What is being asked ▸
Copy out every line of the records where the string "ylabel" occurs.

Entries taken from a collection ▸

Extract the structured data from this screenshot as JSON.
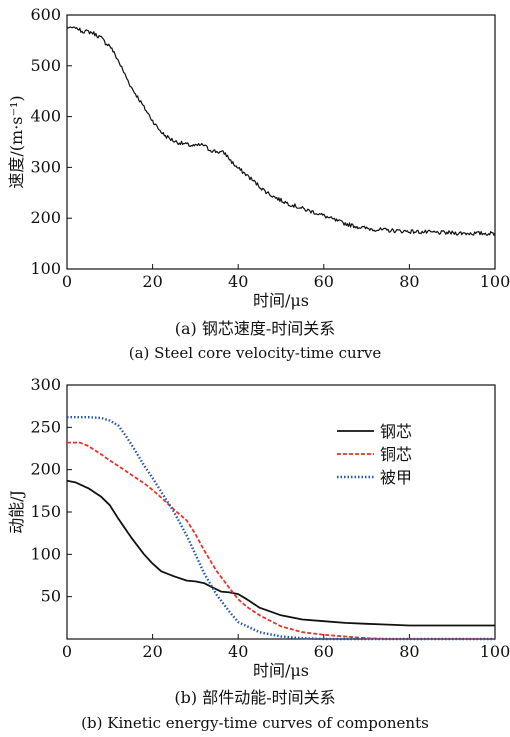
{
  "chart_data": [
    {
      "type": "line",
      "caption_zh": "(a) 钢芯速度-时间关系",
      "caption_en": "(a) Steel core velocity-time curve",
      "xlabel": "时间/μs",
      "ylabel": "速度/(m·s⁻¹)",
      "xlim": [
        0,
        100
      ],
      "ylim": [
        100,
        600
      ],
      "xticks": [
        0,
        20,
        40,
        60,
        80,
        100
      ],
      "yticks": [
        100,
        200,
        300,
        400,
        500,
        600
      ],
      "grid": false,
      "series": [
        {
          "color": "#111111",
          "style": "solid",
          "noisy": true,
          "x": [
            0,
            2,
            3,
            4,
            5,
            6,
            7,
            8,
            9,
            10,
            11,
            12,
            13,
            14,
            15,
            16,
            17,
            18,
            19,
            20,
            21,
            22,
            23,
            24,
            25,
            26,
            27,
            28,
            29,
            30,
            31,
            32,
            33,
            34,
            35,
            36,
            37,
            38,
            39,
            40,
            42,
            44,
            46,
            48,
            50,
            52,
            54,
            56,
            58,
            60,
            62,
            64,
            66,
            68,
            70,
            72,
            75,
            80,
            85,
            90,
            95,
            100
          ],
          "y": [
            575,
            575,
            570,
            568,
            567,
            565,
            560,
            555,
            545,
            540,
            525,
            510,
            492,
            475,
            458,
            445,
            432,
            418,
            405,
            392,
            380,
            370,
            362,
            357,
            352,
            349,
            347,
            345,
            343,
            342,
            344,
            344,
            336,
            333,
            331,
            330,
            327,
            316,
            306,
            298,
            285,
            270,
            255,
            244,
            235,
            228,
            222,
            216,
            211,
            205,
            198,
            192,
            187,
            183,
            180,
            178,
            176,
            174,
            172,
            171,
            170,
            170
          ]
        }
      ]
    },
    {
      "type": "line",
      "caption_zh": "(b) 部件动能-时间关系",
      "caption_en": "(b) Kinetic energy-time curves of components",
      "xlabel": "时间/μs",
      "ylabel": "动能/J",
      "xlim": [
        0,
        100
      ],
      "ylim": [
        0,
        300
      ],
      "xticks": [
        0,
        20,
        40,
        60,
        80,
        100
      ],
      "yticks": [
        50,
        100,
        150,
        200,
        250,
        300
      ],
      "grid": false,
      "legend_position": "top-right",
      "series": [
        {
          "name": "钢芯",
          "color": "#111111",
          "style": "solid",
          "x": [
            0,
            2,
            5,
            8,
            10,
            12,
            15,
            18,
            20,
            22,
            25,
            28,
            30,
            32,
            34,
            36,
            38,
            40,
            42,
            45,
            50,
            55,
            60,
            65,
            70,
            75,
            80,
            90,
            100
          ],
          "y": [
            187,
            185,
            178,
            168,
            158,
            142,
            120,
            100,
            89,
            80,
            74,
            69,
            68,
            66,
            61,
            56,
            55,
            53,
            47,
            37,
            28,
            23,
            21,
            19,
            18,
            17,
            16,
            16,
            16
          ]
        },
        {
          "name": "铜芯",
          "color": "#e8332a",
          "style": "dashed",
          "x": [
            0,
            3,
            5,
            8,
            10,
            13,
            15,
            18,
            20,
            22,
            25,
            28,
            30,
            32,
            35,
            38,
            40,
            42,
            45,
            50,
            55,
            60,
            65,
            70,
            75,
            80,
            90,
            100
          ],
          "y": [
            232,
            232,
            228,
            218,
            211,
            201,
            194,
            184,
            176,
            167,
            153,
            140,
            124,
            105,
            80,
            60,
            47,
            38,
            28,
            15,
            8,
            5,
            3,
            1,
            0,
            0,
            0,
            0
          ]
        },
        {
          "name": "被甲",
          "color": "#2255bb",
          "style": "dotted",
          "x": [
            0,
            5,
            8,
            10,
            12,
            14,
            16,
            18,
            20,
            22,
            25,
            28,
            30,
            32,
            35,
            38,
            40,
            45,
            50,
            55,
            60,
            70,
            80,
            100
          ],
          "y": [
            262,
            262,
            261,
            258,
            252,
            238,
            222,
            205,
            190,
            174,
            150,
            122,
            100,
            78,
            52,
            32,
            20,
            8,
            3,
            1,
            0,
            0,
            0,
            0
          ]
        }
      ]
    }
  ]
}
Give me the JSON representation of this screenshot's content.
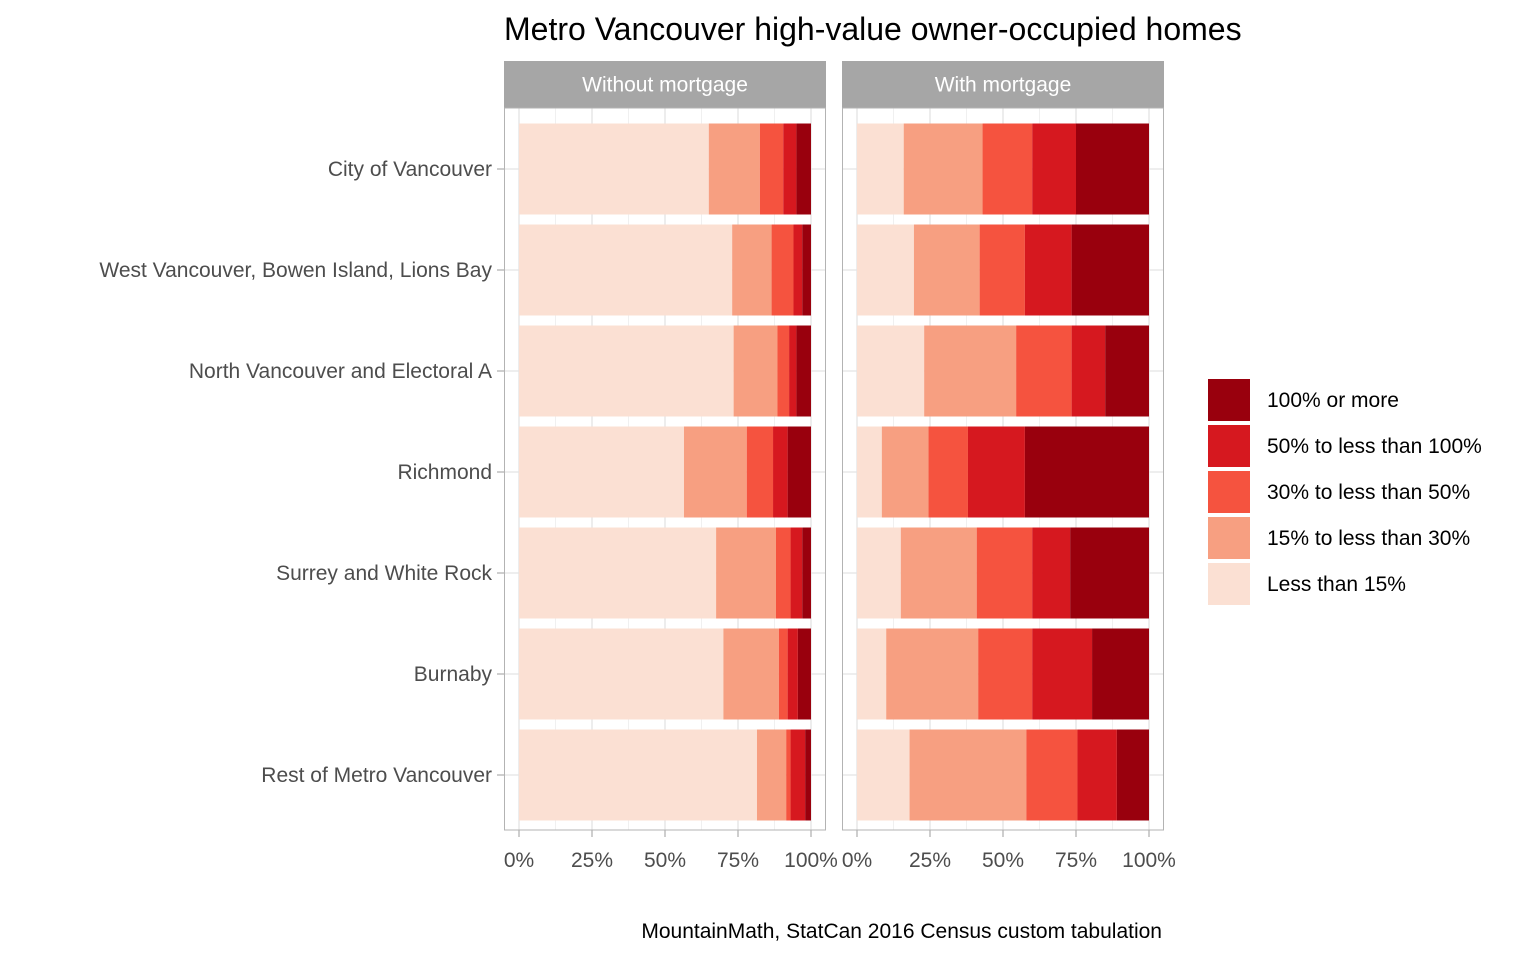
{
  "chart_data": {
    "type": "bar",
    "orientation": "horizontal",
    "stacked": "percent",
    "title": "Metro Vancouver high-value owner-occupied homes",
    "caption": "MountainMath, StatCan 2016 Census custom tabulation",
    "xlabel": "",
    "ylabel": "",
    "xlim": [
      0,
      100
    ],
    "x_ticks": [
      "0%",
      "25%",
      "50%",
      "75%",
      "100%"
    ],
    "categories": [
      "City of Vancouver",
      "West Vancouver, Bowen Island, Lions Bay",
      "North Vancouver and Electoral A",
      "Richmond",
      "Surrey and White Rock",
      "Burnaby",
      "Rest of Metro Vancouver"
    ],
    "legend": {
      "placement": "right",
      "entries": [
        {
          "name": "100% or more",
          "color": "#99000d"
        },
        {
          "name": "50% to less than 100%",
          "color": "#d6181f"
        },
        {
          "name": "30% to less than 50%",
          "color": "#f5533f"
        },
        {
          "name": "15% to less than 30%",
          "color": "#f79f81"
        },
        {
          "name": "Less than 15%",
          "color": "#fbe0d3"
        }
      ]
    },
    "series_order": [
      "Less than 15%",
      "15% to less than 30%",
      "30% to less than 50%",
      "50% to less than 100%",
      "100% or more"
    ],
    "panels": [
      {
        "name": "Without mortgage",
        "values": [
          [
            65,
            17.5,
            8,
            4.5,
            5
          ],
          [
            73,
            13.5,
            7.5,
            3,
            3
          ],
          [
            73.5,
            15,
            4,
            2.5,
            5
          ],
          [
            56.5,
            21.5,
            9,
            5,
            8
          ],
          [
            67.5,
            20.5,
            5,
            4,
            3
          ],
          [
            70,
            19,
            3,
            3.5,
            4.5
          ],
          [
            81.5,
            10,
            1.5,
            5,
            2
          ]
        ]
      },
      {
        "name": "With mortgage",
        "values": [
          [
            16,
            27,
            17,
            15,
            25
          ],
          [
            19.5,
            22.5,
            15.5,
            16,
            26.5
          ],
          [
            23,
            31.5,
            19,
            11.5,
            15
          ],
          [
            8.5,
            16,
            13.5,
            19.5,
            42.5
          ],
          [
            15,
            26,
            19,
            13,
            27
          ],
          [
            10,
            31.5,
            18.5,
            20.5,
            19.5
          ],
          [
            18,
            40,
            17.5,
            13.5,
            11
          ]
        ]
      }
    ]
  }
}
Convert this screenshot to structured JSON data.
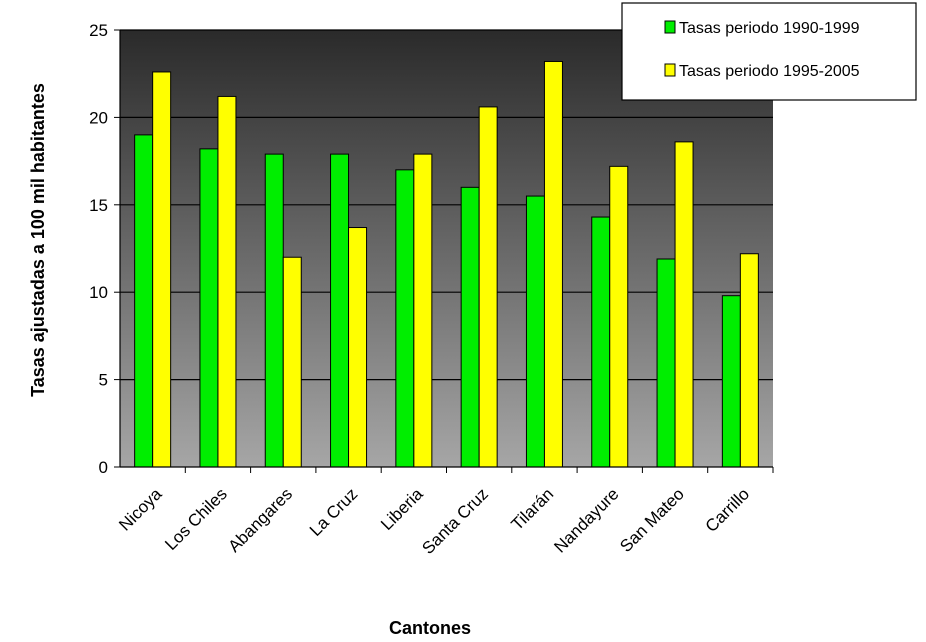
{
  "chart_data": {
    "type": "bar",
    "title": "",
    "xlabel": "Cantones",
    "ylabel": "Tasas ajustadas a 100 mil habitantes",
    "ylim": [
      0,
      25
    ],
    "yticks": [
      0,
      5,
      10,
      15,
      20,
      25
    ],
    "grid": true,
    "legend_position": "top-right",
    "categories": [
      "Nicoya",
      "Los Chiles",
      "Abangares",
      "La Cruz",
      "Liberia",
      "Santa Cruz",
      "Tilarán",
      "Nandayure",
      "San Mateo",
      "Carrillo"
    ],
    "series": [
      {
        "name": "Tasas periodo 1990-1999",
        "color": "#00ee00",
        "values": [
          19.0,
          18.2,
          17.9,
          17.9,
          17.0,
          16.0,
          15.5,
          14.3,
          11.9,
          9.8
        ]
      },
      {
        "name": "Tasas periodo 1995-2005",
        "color": "#ffff00",
        "values": [
          22.6,
          21.2,
          12.0,
          13.7,
          17.9,
          20.6,
          23.2,
          17.2,
          18.6,
          12.2
        ]
      }
    ]
  }
}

Answer for the task ▸
      "ylabel": "速度/(m·s⁻¹)",
      "ylabel": "动能/J",
    "ylabel": "",
    "ylabel": "Tasas ajustadas a 100 mil habitantes",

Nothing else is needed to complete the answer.